- SET PROBLEM -
Locate each line in the records containing "Hölderlinstraße". Copy it.

(Collection entries)
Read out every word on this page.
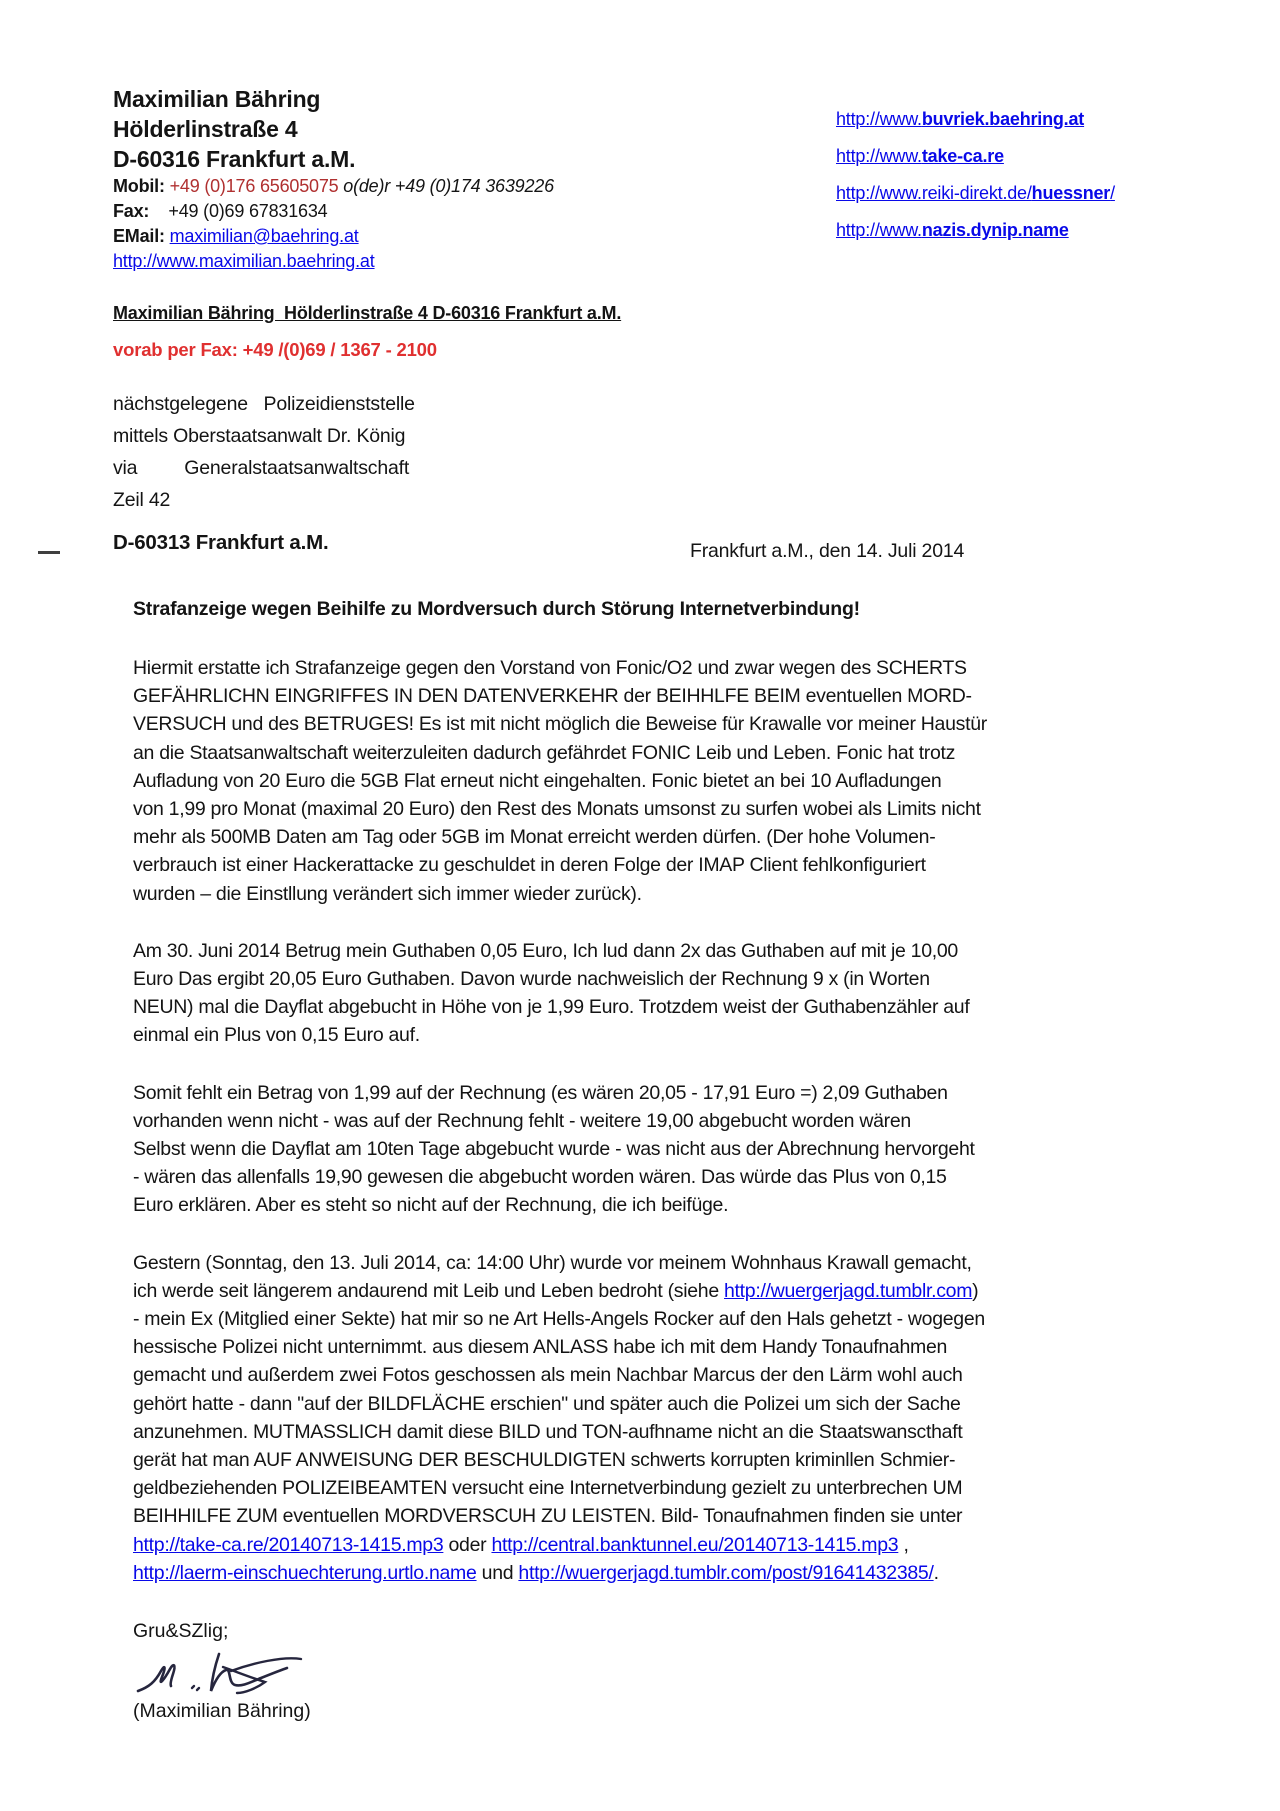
Maximilian Bähring
Hölderlinstraße 4
D-60316 Frankfurt a.M.
Mobil: +49 (0)176 65605075 o(de)r +49 (0)174 3639226
Fax:    +49 (0)69 67831634
EMail: maximilian@baehring.at
http://www.maximilian.baehring.at
http://www.buvriek.baehring.at
http://www.take-ca.re
http://www.reiki-direkt.de/huessner/
http://www.nazis.dynip.name
Maximilian Bähring  Hölderlinstraße 4 D-60316 Frankfurt a.M.
vorab per Fax: +49 /(0)69 / 1367 - 2100
nächstgelegene   Polizeidienststelle
mittels Oberstaatsanwalt Dr. König
via         Generalstaatsanwaltschaft
Zeil 42
D-60313 Frankfurt a.M.	Frankfurt a.M., den 14. Juli 2014
Strafanzeige wegen Beihilfe zu Mordversuch durch Störung Internetverbindung!
Hiermit erstatte ich Strafanzeige gegen den Vorstand von Fonic/O2 und zwar wegen des SCHERTS
GEFÄHRLICHN EINGRIFFES IN DEN DATENVERKEHR der BEIHHLFE BEIM eventuellen MORD-
VERSUCH und des BETRUGES! Es ist mit nicht möglich die Beweise für Krawalle vor meiner Haustür
an die Staatsanwaltschaft weiterzuleiten dadurch gefährdet FONIC Leib und Leben. Fonic hat trotz
Aufladung von 20 Euro die 5GB Flat erneut nicht eingehalten. Fonic bietet an bei 10 Aufladungen
von 1,99 pro Monat (maximal 20 Euro) den Rest des Monats umsonst zu surfen wobei als Limits nicht
mehr als 500MB Daten am Tag oder 5GB im Monat erreicht werden dürfen. (Der hohe Volumen-
verbrauch ist einer Hackerattacke zu geschuldet in deren Folge der IMAP Client fehlkonfiguriert
wurden – die Einstllung verändert sich immer wieder zurück).
Am 30. Juni 2014 Betrug mein Guthaben 0,05 Euro, Ich lud dann 2x das Guthaben auf mit je 10,00
Euro Das ergibt 20,05 Euro Guthaben. Davon wurde nachweislich der Rechnung 9 x (in Worten
NEUN) mal die Dayflat abgebucht in Höhe von je 1,99 Euro. Trotzdem weist der Guthabenzähler auf
einmal ein Plus von 0,15 Euro auf.
Somit fehlt ein Betrag von 1,99 auf der Rechnung (es wären 20,05 - 17,91 Euro =) 2,09 Guthaben
vorhanden wenn nicht - was auf der Rechnung fehlt - weitere 19,00 abgebucht worden wären
Selbst wenn die Dayflat am 10ten Tage abgebucht wurde - was nicht aus der Abrechnung hervorgeht
- wären das allenfalls 19,90 gewesen die abgebucht worden wären. Das würde das Plus von 0,15
Euro erklären. Aber es steht so nicht auf der Rechnung, die ich beifüge.
Gestern (Sonntag, den 13. Juli 2014, ca: 14:00 Uhr) wurde vor meinem Wohnhaus Krawall gemacht,
ich werde seit längerem andaurend mit Leib und Leben bedroht (siehe http://wuergerjagd.tumblr.com)
- mein Ex (Mitglied einer Sekte) hat mir so ne Art Hells-Angels Rocker auf den Hals gehetzt - wogegen
hessische Polizei nicht unternimmt. aus diesem ANLASS habe ich mit dem Handy Tonaufnahmen
gemacht und außerdem zwei Fotos geschossen als mein Nachbar Marcus der den Lärm wohl auch
gehört hatte - dann "auf der BILDFLÄCHE erschien" und später auch die Polizei um sich der Sache
anzunehmen. MUTMASSLICH damit diese BILD und TON-aufhname nicht an die Staatswanscthaft
gerät hat man AUF ANWEISUNG DER BESCHULDIGTEN schwerts korrupten kriminllen Schmier-
geldbeziehenden POLIZEIBEAMTEN versucht eine Internetverbindung gezielt zu unterbrechen UM
BEIHHILFE ZUM eventuellen MORDVERSCUH ZU LEISTEN. Bild- Tonaufnahmen finden sie unter
http://take-ca.re/20140713-1415.mp3 oder http://central.banktunnel.eu/20140713-1415.mp3 ,
http://laerm-einschuechterung.urtlo.name und http://wuergerjagd.tumblr.com/post/91641432385/.
Gru&SZlig;
(Maximilian Bähring)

- EXERCISE SOLUTION -
Hölderlinstraße 4
Maximilian Bähring  Hölderlinstraße 4 D-60316 Frankfurt a.M.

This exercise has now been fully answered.